§ **Records shown**
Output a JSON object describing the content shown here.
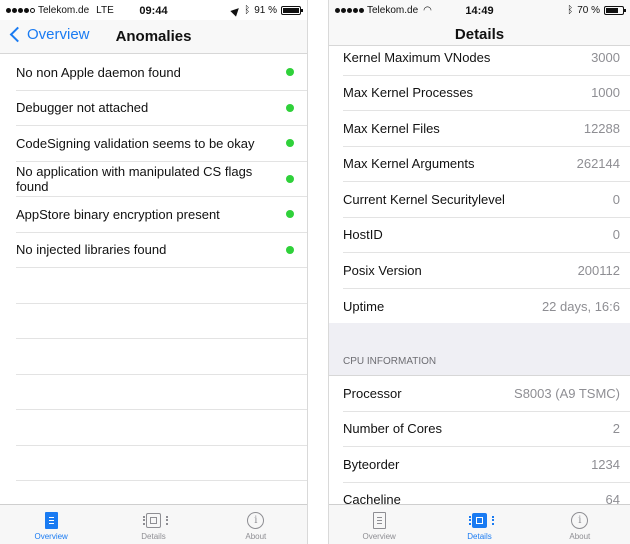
{
  "left": {
    "status": {
      "carrier": "Telekom.de",
      "network": "LTE",
      "time": "09:44",
      "battery": "91 %",
      "battery_level": 0.91
    },
    "nav": {
      "back_label": "Overview",
      "title": "Anomalies"
    },
    "items": [
      {
        "label": "No non Apple daemon found",
        "status_color": "#2fd13a"
      },
      {
        "label": "Debugger not attached",
        "status_color": "#2fd13a"
      },
      {
        "label": "CodeSigning validation seems to be okay",
        "status_color": "#2fd13a"
      },
      {
        "label": "No application with manipulated CS flags found",
        "status_color": "#2fd13a"
      },
      {
        "label": "AppStore binary encryption present",
        "status_color": "#2fd13a"
      },
      {
        "label": "No injected libraries found",
        "status_color": "#2fd13a"
      }
    ],
    "tabs": [
      {
        "label": "Overview",
        "icon": "document-icon",
        "active": true
      },
      {
        "label": "Details",
        "icon": "chip-icon",
        "active": false
      },
      {
        "label": "About",
        "icon": "info-icon",
        "active": false
      }
    ]
  },
  "right": {
    "status": {
      "carrier": "Telekom.de",
      "network": "wifi",
      "time": "14:49",
      "battery": "70 %",
      "battery_level": 0.7
    },
    "nav": {
      "title": "Details"
    },
    "rows": [
      {
        "label": "Kernel Maximum VNodes",
        "value": "3000"
      },
      {
        "label": "Max Kernel Processes",
        "value": "1000"
      },
      {
        "label": "Max Kernel Files",
        "value": "12288"
      },
      {
        "label": "Max Kernel Arguments",
        "value": "262144"
      },
      {
        "label": "Current Kernel Securitylevel",
        "value": "0"
      },
      {
        "label": "HostID",
        "value": "0"
      },
      {
        "label": "Posix Version",
        "value": "200112"
      },
      {
        "label": "Uptime",
        "value": "22 days, 16:6"
      }
    ],
    "section_title": "CPU INFORMATION",
    "cpu_rows": [
      {
        "label": "Processor",
        "value": "S8003 (A9 TSMC)"
      },
      {
        "label": "Number of Cores",
        "value": "2"
      },
      {
        "label": "Byteorder",
        "value": "1234"
      },
      {
        "label": "Cacheline",
        "value": "64"
      }
    ],
    "tabs": [
      {
        "label": "Overview",
        "icon": "document-icon",
        "active": false
      },
      {
        "label": "Details",
        "icon": "chip-icon",
        "active": true
      },
      {
        "label": "About",
        "icon": "info-icon",
        "active": false
      }
    ]
  }
}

§ **Job**
Print out the whole of the material word for word, without pictures.

§ **Task solution**
Output a JSON object describing the content shown here.
{
  "left": {
    "status": {
      "carrier": "Telekom.de",
      "network": "LTE",
      "time": "09:44",
      "battery": "91 %",
      "battery_level": 0.91
    },
    "nav": {
      "back_label": "Overview",
      "title": "Anomalies"
    },
    "items": [
      {
        "label": "No non Apple daemon found",
        "status_color": "#2fd13a"
      },
      {
        "label": "Debugger not attached",
        "status_color": "#2fd13a"
      },
      {
        "label": "CodeSigning validation seems to be okay",
        "status_color": "#2fd13a"
      },
      {
        "label": "No application with manipulated CS flags found",
        "status_color": "#2fd13a"
      },
      {
        "label": "AppStore binary encryption present",
        "status_color": "#2fd13a"
      },
      {
        "label": "No injected libraries found",
        "status_color": "#2fd13a"
      }
    ],
    "tabs": [
      {
        "label": "Overview",
        "icon": "document-icon",
        "active": true
      },
      {
        "label": "Details",
        "icon": "chip-icon",
        "active": false
      },
      {
        "label": "About",
        "icon": "info-icon",
        "active": false
      }
    ]
  },
  "right": {
    "status": {
      "carrier": "Telekom.de",
      "network": "wifi",
      "time": "14:49",
      "battery": "70 %",
      "battery_level": 0.7
    },
    "nav": {
      "title": "Details"
    },
    "rows": [
      {
        "label": "Kernel Maximum VNodes",
        "value": "3000"
      },
      {
        "label": "Max Kernel Processes",
        "value": "1000"
      },
      {
        "label": "Max Kernel Files",
        "value": "12288"
      },
      {
        "label": "Max Kernel Arguments",
        "value": "262144"
      },
      {
        "label": "Current Kernel Securitylevel",
        "value": "0"
      },
      {
        "label": "HostID",
        "value": "0"
      },
      {
        "label": "Posix Version",
        "value": "200112"
      },
      {
        "label": "Uptime",
        "value": "22 days, 16:6"
      }
    ],
    "section_title": "CPU INFORMATION",
    "cpu_rows": [
      {
        "label": "Processor",
        "value": "S8003 (A9 TSMC)"
      },
      {
        "label": "Number of Cores",
        "value": "2"
      },
      {
        "label": "Byteorder",
        "value": "1234"
      },
      {
        "label": "Cacheline",
        "value": "64"
      }
    ],
    "tabs": [
      {
        "label": "Overview",
        "icon": "document-icon",
        "active": false
      },
      {
        "label": "Details",
        "icon": "chip-icon",
        "active": true
      },
      {
        "label": "About",
        "icon": "info-icon",
        "active": false
      }
    ]
  }
}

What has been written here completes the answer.